▶ **Task**
Please put every line of the entries below into a numbered list, skipping blank lines and leaving the pictures out.

▶ **Labeled region entries**

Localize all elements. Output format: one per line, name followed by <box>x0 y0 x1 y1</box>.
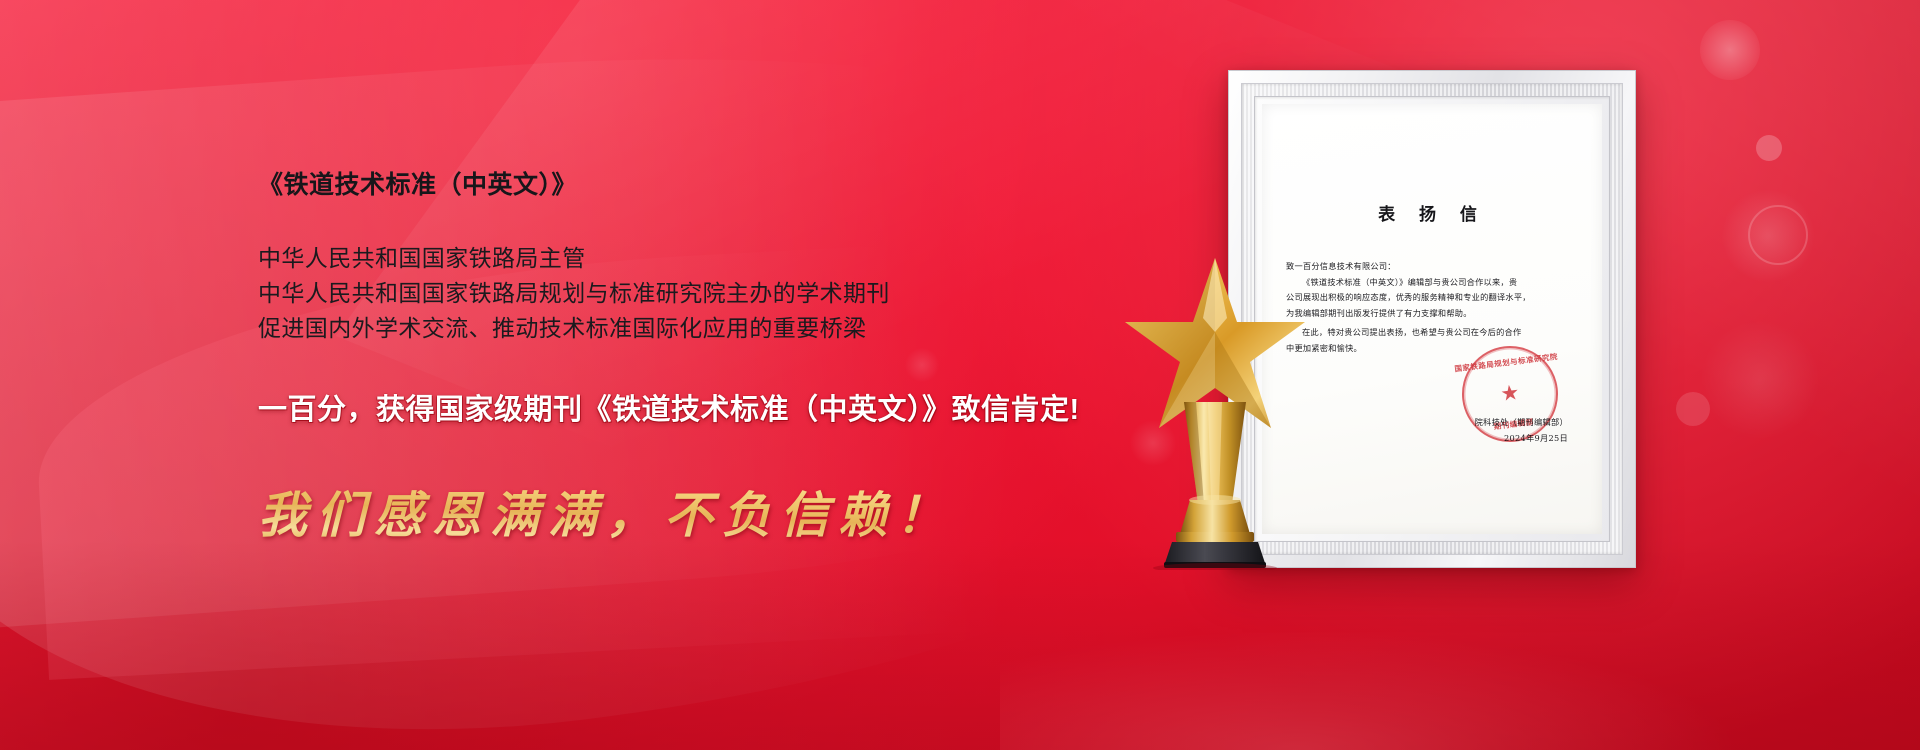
certificate-paper: 表 扬 信 致一百分信息技术有限公司： 《铁道技术标准（中英文）》编辑部与贵公司… <box>1262 104 1602 534</box>
banner-copy: 《铁道技术标准（中英文）》 中华人民共和国国家铁路局主管 中华人民共和国国家铁路… <box>258 170 1158 547</box>
floor-glow <box>1000 630 1740 750</box>
seal-star-icon: ★ <box>1498 382 1523 407</box>
bokeh-circle-1 <box>1700 20 1760 80</box>
certificate-title: 表 扬 信 <box>1262 200 1602 225</box>
description-line-3: 促进国内外学术交流、推动技术标准国际化应用的重要桥梁 <box>258 311 1158 346</box>
gold-star-trophy-icon <box>1120 252 1310 570</box>
certificate-paragraph2-line1: 在此，特对贵公司提出表扬，也希望与贵公司在今后的合作 <box>1286 325 1580 341</box>
certificate-body: 致一百分信息技术有限公司： 《铁道技术标准（中英文）》编辑部与贵公司合作以来，贵… <box>1286 259 1580 356</box>
description-line-2: 中华人民共和国国家铁路局规划与标准研究院主办的学术期刊 <box>258 276 1158 311</box>
journal-description: 中华人民共和国国家铁路局主管 中华人民共和国国家铁路局规划与标准研究院主办的学术… <box>258 241 1158 346</box>
description-line-1: 中华人民共和国国家铁路局主管 <box>258 241 1158 276</box>
bokeh-circle-6 <box>1676 392 1710 426</box>
certificate-paragraph1-line1: 《铁道技术标准（中英文）》编辑部与贵公司合作以来，贵 <box>1286 275 1580 291</box>
bokeh-circle-3 <box>1722 190 1814 282</box>
gratitude-calligraphy: 我们感恩满满，不负信赖！ <box>258 476 1158 547</box>
background-vignette <box>0 540 1920 750</box>
journal-title: 《铁道技术标准（中英文）》 <box>258 170 1158 200</box>
bokeh-circle-2 <box>1756 135 1782 161</box>
promo-banner: 《铁道技术标准（中英文）》 中华人民共和国国家铁路局主管 中华人民共和国国家铁路… <box>0 0 1920 750</box>
bokeh-ring-1 <box>1748 205 1808 265</box>
bokeh-circle-4 <box>1700 320 1820 440</box>
certificate-paragraph1-line3: 为我编辑部期刊出版发行提供了有力支撑和帮助。 <box>1286 306 1580 322</box>
certificate-paragraph1-line2: 公司展现出积极的响应态度，优秀的服务精神和专业的翻译水平， <box>1286 290 1580 306</box>
seal-bottom-text: 期刊编辑部 <box>1493 416 1534 432</box>
certificate-salutation: 致一百分信息技术有限公司： <box>1286 259 1580 275</box>
award-headline: 一百分，获得国家级期刊《铁道技术标准（中英文）》致信肯定! <box>258 386 1158 428</box>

▶ **Solution for this exercise**
1. Localize all elements. Output format: one per line, name followed by <box>x0 y0 x1 y1</box>.
2. certificate-paper: 表 扬 信 致一百分信息技术有限公司： 《铁道技术标准（中英文）》编辑部与贵公司… <box>1262 104 1602 534</box>
3. banner-copy: 《铁道技术标准（中英文）》 中华人民共和国国家铁路局主管 中华人民共和国国家铁路… <box>258 170 1158 547</box>
4. floor-glow <box>1000 630 1740 750</box>
5. seal-star-icon: ★ <box>1498 382 1523 407</box>
6. bokeh-circle-1 <box>1700 20 1760 80</box>
7. certificate-title: 表 扬 信 <box>1262 200 1602 225</box>
8. description-line-3: 促进国内外学术交流、推动技术标准国际化应用的重要桥梁 <box>258 311 1158 346</box>
9. gold-star-trophy-icon <box>1120 252 1310 570</box>
10. certificate-paragraph2-line1: 在此，特对贵公司提出表扬，也希望与贵公司在今后的合作 <box>1286 325 1580 341</box>
11. certificate-body: 致一百分信息技术有限公司： 《铁道技术标准（中英文）》编辑部与贵公司合作以来，贵… <box>1286 259 1580 356</box>
12. description-line-2: 中华人民共和国国家铁路局规划与标准研究院主办的学术期刊 <box>258 276 1158 311</box>
13. journal-description: 中华人民共和国国家铁路局主管 中华人民共和国国家铁路局规划与标准研究院主办的学术… <box>258 241 1158 346</box>
14. description-line-1: 中华人民共和国国家铁路局主管 <box>258 241 1158 276</box>
15. bokeh-circle-6 <box>1676 392 1710 426</box>
16. certificate-paragraph1-line1: 《铁道技术标准（中英文）》编辑部与贵公司合作以来，贵 <box>1286 275 1580 291</box>
17. bokeh-circle-3 <box>1722 190 1814 282</box>
18. gratitude-calligraphy: 我们感恩满满，不负信赖！ <box>258 476 1158 547</box>
19. background-vignette <box>0 540 1920 750</box>
20. journal-title: 《铁道技术标准（中英文）》 <box>258 170 1158 200</box>
21. bokeh-circle-2 <box>1756 135 1782 161</box>
22. promo-banner: 《铁道技术标准（中英文）》 中华人民共和国国家铁路局主管 中华人民共和国国家铁路… <box>0 0 1920 750</box>
23. bokeh-ring-1 <box>1748 205 1808 265</box>
24. bokeh-circle-4 <box>1700 320 1820 440</box>
25. certificate-paragraph1-line3: 为我编辑部期刊出版发行提供了有力支撑和帮助。 <box>1286 306 1580 322</box>
26. certificate-paragraph1-line2: 公司展现出积极的响应态度，优秀的服务精神和专业的翻译水平， <box>1286 290 1580 306</box>
27. seal-bottom-text: 期刊编辑部 <box>1493 416 1534 432</box>
28. certificate-salutation: 致一百分信息技术有限公司： <box>1286 259 1580 275</box>
29. award-headline: 一百分，获得国家级期刊《铁道技术标准（中英文）》致信肯定! <box>258 386 1158 428</box>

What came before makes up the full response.